TASK DETAILS: The data below should be restated word for word, with every picture omitted.

───

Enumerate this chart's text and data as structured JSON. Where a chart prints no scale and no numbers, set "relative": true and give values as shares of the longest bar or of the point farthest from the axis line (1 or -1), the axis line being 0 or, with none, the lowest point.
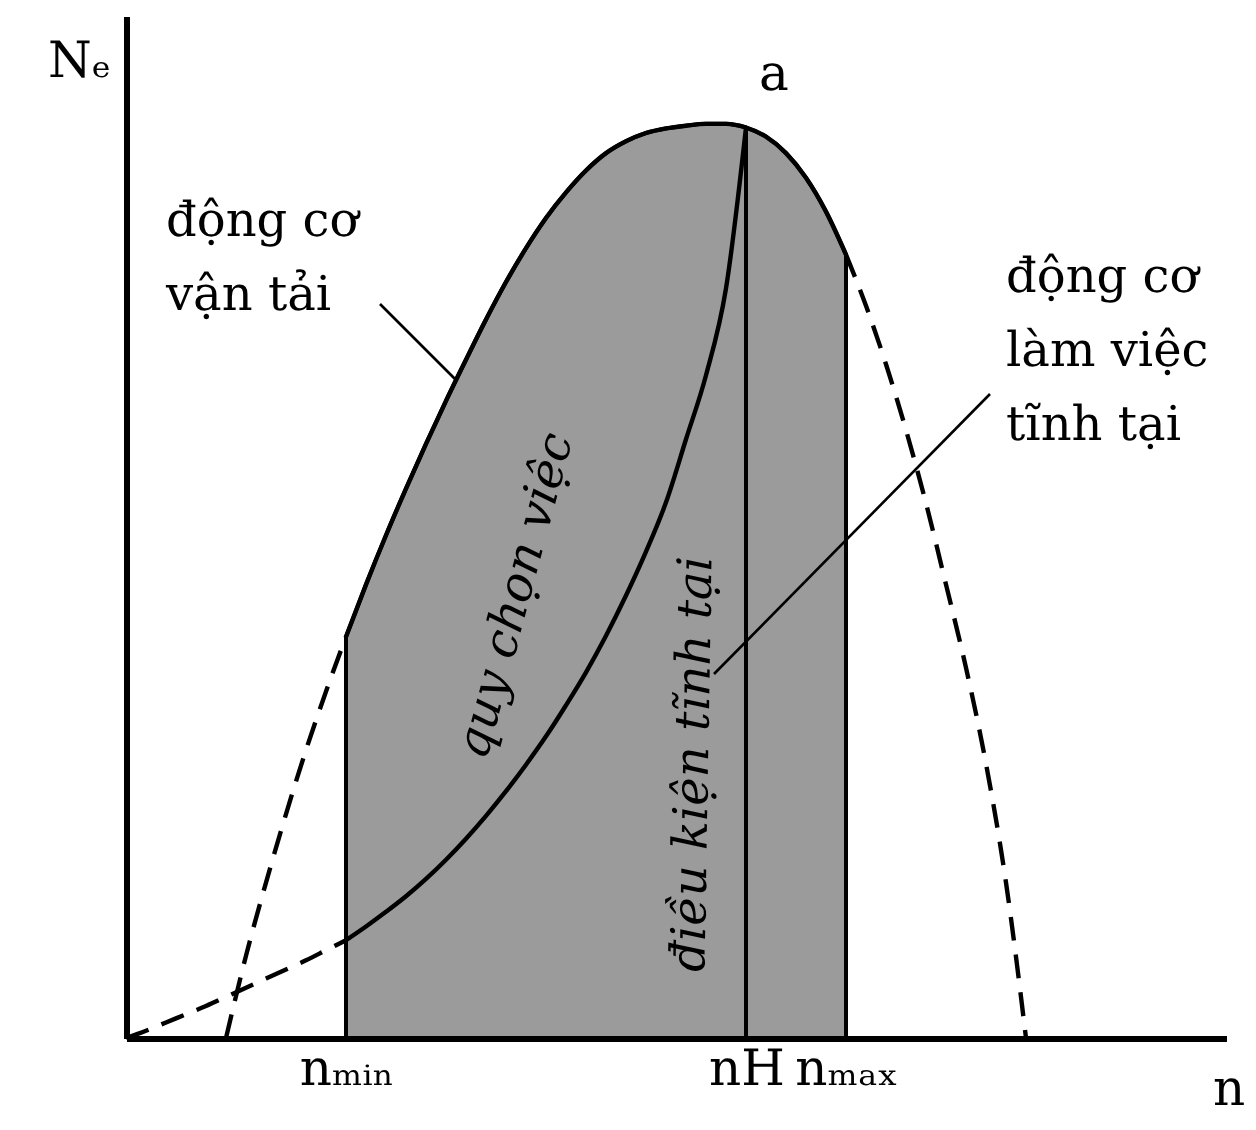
{
  "chart_data": {
    "type": "line",
    "relative": true,
    "xlabel": "n",
    "ylabel": "Nₑ",
    "tick_labels": "x",
    "categories": [
      null,
      null,
      null,
      null,
      null,
      null,
      null,
      null,
      null,
      null,
      null,
      "nₘᵢₙ",
      null,
      null,
      null,
      null,
      null,
      null,
      null,
      null,
      null,
      null,
      null,
      null,
      null,
      null,
      null,
      null,
      null,
      null,
      null,
      "nH",
      null,
      null,
      null,
      null,
      "nₘₐₓ",
      null,
      null,
      null,
      null,
      null,
      null,
      null,
      null,
      null,
      null,
      null,
      null,
      null,
      null,
      null,
      null,
      null,
      null,
      null
    ],
    "series": [
      {
        "type": "area",
        "color": "#9b9b9b",
        "values": [
          null,
          null,
          null,
          null,
          null,
          null,
          null,
          null,
          null,
          null,
          null,
          0.439,
          0.496,
          0.55,
          0.601,
          0.65,
          0.697,
          0.742,
          0.786,
          0.827,
          0.864,
          0.897,
          0.925,
          0.949,
          0.968,
          0.981,
          0.99,
          0.995,
          0.998,
          1,
          1,
          0.996,
          null,
          null,
          null,
          null,
          null,
          null,
          null,
          null,
          null,
          null,
          null,
          null,
          null,
          null,
          null,
          null,
          null,
          null,
          null,
          null,
          null,
          null,
          null,
          null
        ]
      },
      {
        "type": "area",
        "color": "#9b9b9b",
        "values": [
          null,
          null,
          null,
          null,
          null,
          null,
          null,
          null,
          null,
          null,
          null,
          null,
          null,
          null,
          null,
          null,
          null,
          null,
          null,
          null,
          null,
          null,
          null,
          null,
          null,
          null,
          null,
          null,
          null,
          null,
          null,
          0.996,
          0.986,
          0.968,
          0.941,
          0.904,
          0.857,
          null,
          null,
          null,
          null,
          null,
          null,
          null,
          null,
          null,
          null,
          null,
          null,
          null,
          null,
          null,
          null,
          null,
          null,
          null
        ]
      },
      {
        "type": "line",
        "color": "#000000",
        "line_style": "dashed",
        "values": [
          null,
          null,
          null,
          null,
          null,
          0,
          0.09,
          0.17,
          0.245,
          0.315,
          0.379,
          0.439,
          null,
          null,
          null,
          null,
          null,
          null,
          null,
          null,
          null,
          null,
          null,
          null,
          null,
          null,
          null,
          null,
          null,
          null,
          null,
          null,
          null,
          null,
          null,
          null,
          null,
          null,
          null,
          null,
          null,
          null,
          null,
          null,
          null,
          null,
          null,
          null,
          null,
          null,
          null,
          null,
          null,
          null,
          null,
          null
        ]
      },
      {
        "type": "line",
        "color": "#000000",
        "line_style": "solid",
        "values": [
          null,
          null,
          null,
          null,
          null,
          null,
          null,
          null,
          null,
          null,
          null,
          0.439,
          0.496,
          0.55,
          0.601,
          0.65,
          0.697,
          0.742,
          0.786,
          0.827,
          0.864,
          0.897,
          0.925,
          0.949,
          0.968,
          0.981,
          0.99,
          0.995,
          0.998,
          1,
          1,
          0.996,
          0.986,
          0.968,
          0.941,
          0.904,
          0.857,
          null,
          null,
          null,
          null,
          null,
          null,
          null,
          null,
          null,
          null,
          null,
          null,
          null,
          null,
          null,
          null,
          null,
          null,
          null
        ]
      },
      {
        "type": "line",
        "color": "#000000",
        "line_style": "dashed",
        "values": [
          null,
          null,
          null,
          null,
          null,
          null,
          null,
          null,
          null,
          null,
          null,
          null,
          null,
          null,
          null,
          null,
          null,
          null,
          null,
          null,
          null,
          null,
          null,
          null,
          null,
          null,
          null,
          null,
          null,
          null,
          null,
          null,
          null,
          null,
          null,
          null,
          0.857,
          0.801,
          0.737,
          0.665,
          0.585,
          0.496,
          0.405,
          0.3,
          0.17,
          0,
          null,
          null,
          null,
          null,
          null,
          null,
          null,
          null,
          null,
          null
        ]
      },
      {
        "type": "line",
        "color": "#000000",
        "line_style": "dashed",
        "values": [
          0,
          0.008,
          0.017,
          0.026,
          0.035,
          0.045,
          0.055,
          0.065,
          0.075,
          0.085,
          0.096,
          0.107,
          null,
          null,
          null,
          null,
          null,
          null,
          null,
          null,
          null,
          null,
          null,
          null,
          null,
          null,
          null,
          null,
          null,
          null,
          null,
          null,
          null,
          null,
          null,
          null,
          null,
          null,
          null,
          null,
          null,
          null,
          null,
          null,
          null,
          null,
          null,
          null,
          null,
          null,
          null,
          null,
          null,
          null,
          null,
          null
        ]
      },
      {
        "type": "line",
        "color": "#000000",
        "line_style": "solid",
        "values": [
          null,
          null,
          null,
          null,
          null,
          null,
          null,
          null,
          null,
          null,
          null,
          0.107,
          0.122,
          0.138,
          0.155,
          0.174,
          0.195,
          0.218,
          0.243,
          0.27,
          0.299,
          0.33,
          0.364,
          0.4,
          0.44,
          0.484,
          0.532,
          0.586,
          0.655,
          0.725,
          0.82,
          0.996,
          null,
          null,
          null,
          null,
          null,
          null,
          null,
          null,
          null,
          null,
          null,
          null,
          null,
          null,
          null,
          null,
          null,
          null,
          null,
          null,
          null,
          null,
          null,
          null
        ]
      }
    ],
    "annotations": [
      {
        "text": "a",
        "x": "nH",
        "y": 0.996
      },
      "động cơ vận tải",
      "động cơ làm việc tĩnh tại",
      "quy chọn việc",
      "điều kiện tĩnh tại"
    ]
  }
}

───

RESPONSE TO THIS EXERCISE:
Enumerate this chart's text and data as structured JSON. Where a chart prints no scale and no numbers, set "relative": true and give values as shares of the longest bar or of the point farthest from the axis line (1 or -1), the axis line being 0 or, with none, the lowest point.
{
  "chart_data": {
    "type": "line",
    "relative": true,
    "xlabel": "n",
    "ylabel": "Nₑ",
    "tick_labels": "x",
    "categories": [
      null,
      null,
      null,
      null,
      null,
      null,
      null,
      null,
      null,
      null,
      null,
      "nₘᵢₙ",
      null,
      null,
      null,
      null,
      null,
      null,
      null,
      null,
      null,
      null,
      null,
      null,
      null,
      null,
      null,
      null,
      null,
      null,
      null,
      "nH",
      null,
      null,
      null,
      null,
      "nₘₐₓ",
      null,
      null,
      null,
      null,
      null,
      null,
      null,
      null,
      null,
      null,
      null,
      null,
      null,
      null,
      null,
      null,
      null,
      null,
      null
    ],
    "series": [
      {
        "type": "area",
        "color": "#9b9b9b",
        "values": [
          null,
          null,
          null,
          null,
          null,
          null,
          null,
          null,
          null,
          null,
          null,
          0.439,
          0.496,
          0.55,
          0.601,
          0.65,
          0.697,
          0.742,
          0.786,
          0.827,
          0.864,
          0.897,
          0.925,
          0.949,
          0.968,
          0.981,
          0.99,
          0.995,
          0.998,
          1,
          1,
          0.996,
          null,
          null,
          null,
          null,
          null,
          null,
          null,
          null,
          null,
          null,
          null,
          null,
          null,
          null,
          null,
          null,
          null,
          null,
          null,
          null,
          null,
          null,
          null,
          null
        ]
      },
      {
        "type": "area",
        "color": "#9b9b9b",
        "values": [
          null,
          null,
          null,
          null,
          null,
          null,
          null,
          null,
          null,
          null,
          null,
          null,
          null,
          null,
          null,
          null,
          null,
          null,
          null,
          null,
          null,
          null,
          null,
          null,
          null,
          null,
          null,
          null,
          null,
          null,
          null,
          0.996,
          0.986,
          0.968,
          0.941,
          0.904,
          0.857,
          null,
          null,
          null,
          null,
          null,
          null,
          null,
          null,
          null,
          null,
          null,
          null,
          null,
          null,
          null,
          null,
          null,
          null,
          null
        ]
      },
      {
        "type": "line",
        "color": "#000000",
        "line_style": "dashed",
        "values": [
          null,
          null,
          null,
          null,
          null,
          0,
          0.09,
          0.17,
          0.245,
          0.315,
          0.379,
          0.439,
          null,
          null,
          null,
          null,
          null,
          null,
          null,
          null,
          null,
          null,
          null,
          null,
          null,
          null,
          null,
          null,
          null,
          null,
          null,
          null,
          null,
          null,
          null,
          null,
          null,
          null,
          null,
          null,
          null,
          null,
          null,
          null,
          null,
          null,
          null,
          null,
          null,
          null,
          null,
          null,
          null,
          null,
          null,
          null
        ]
      },
      {
        "type": "line",
        "color": "#000000",
        "line_style": "solid",
        "values": [
          null,
          null,
          null,
          null,
          null,
          null,
          null,
          null,
          null,
          null,
          null,
          0.439,
          0.496,
          0.55,
          0.601,
          0.65,
          0.697,
          0.742,
          0.786,
          0.827,
          0.864,
          0.897,
          0.925,
          0.949,
          0.968,
          0.981,
          0.99,
          0.995,
          0.998,
          1,
          1,
          0.996,
          0.986,
          0.968,
          0.941,
          0.904,
          0.857,
          null,
          null,
          null,
          null,
          null,
          null,
          null,
          null,
          null,
          null,
          null,
          null,
          null,
          null,
          null,
          null,
          null,
          null,
          null
        ]
      },
      {
        "type": "line",
        "color": "#000000",
        "line_style": "dashed",
        "values": [
          null,
          null,
          null,
          null,
          null,
          null,
          null,
          null,
          null,
          null,
          null,
          null,
          null,
          null,
          null,
          null,
          null,
          null,
          null,
          null,
          null,
          null,
          null,
          null,
          null,
          null,
          null,
          null,
          null,
          null,
          null,
          null,
          null,
          null,
          null,
          null,
          0.857,
          0.801,
          0.737,
          0.665,
          0.585,
          0.496,
          0.405,
          0.3,
          0.17,
          0,
          null,
          null,
          null,
          null,
          null,
          null,
          null,
          null,
          null,
          null
        ]
      },
      {
        "type": "line",
        "color": "#000000",
        "line_style": "dashed",
        "values": [
          0,
          0.008,
          0.017,
          0.026,
          0.035,
          0.045,
          0.055,
          0.065,
          0.075,
          0.085,
          0.096,
          0.107,
          null,
          null,
          null,
          null,
          null,
          null,
          null,
          null,
          null,
          null,
          null,
          null,
          null,
          null,
          null,
          null,
          null,
          null,
          null,
          null,
          null,
          null,
          null,
          null,
          null,
          null,
          null,
          null,
          null,
          null,
          null,
          null,
          null,
          null,
          null,
          null,
          null,
          null,
          null,
          null,
          null,
          null,
          null,
          null
        ]
      },
      {
        "type": "line",
        "color": "#000000",
        "line_style": "solid",
        "values": [
          null,
          null,
          null,
          null,
          null,
          null,
          null,
          null,
          null,
          null,
          null,
          0.107,
          0.122,
          0.138,
          0.155,
          0.174,
          0.195,
          0.218,
          0.243,
          0.27,
          0.299,
          0.33,
          0.364,
          0.4,
          0.44,
          0.484,
          0.532,
          0.586,
          0.655,
          0.725,
          0.82,
          0.996,
          null,
          null,
          null,
          null,
          null,
          null,
          null,
          null,
          null,
          null,
          null,
          null,
          null,
          null,
          null,
          null,
          null,
          null,
          null,
          null,
          null,
          null,
          null,
          null
        ]
      }
    ],
    "annotations": [
      {
        "text": "a",
        "x": "nH",
        "y": 0.996
      },
      "động cơ vận tải",
      "động cơ làm việc tĩnh tại",
      "quy chọn việc",
      "điều kiện tĩnh tại"
    ]
  }
}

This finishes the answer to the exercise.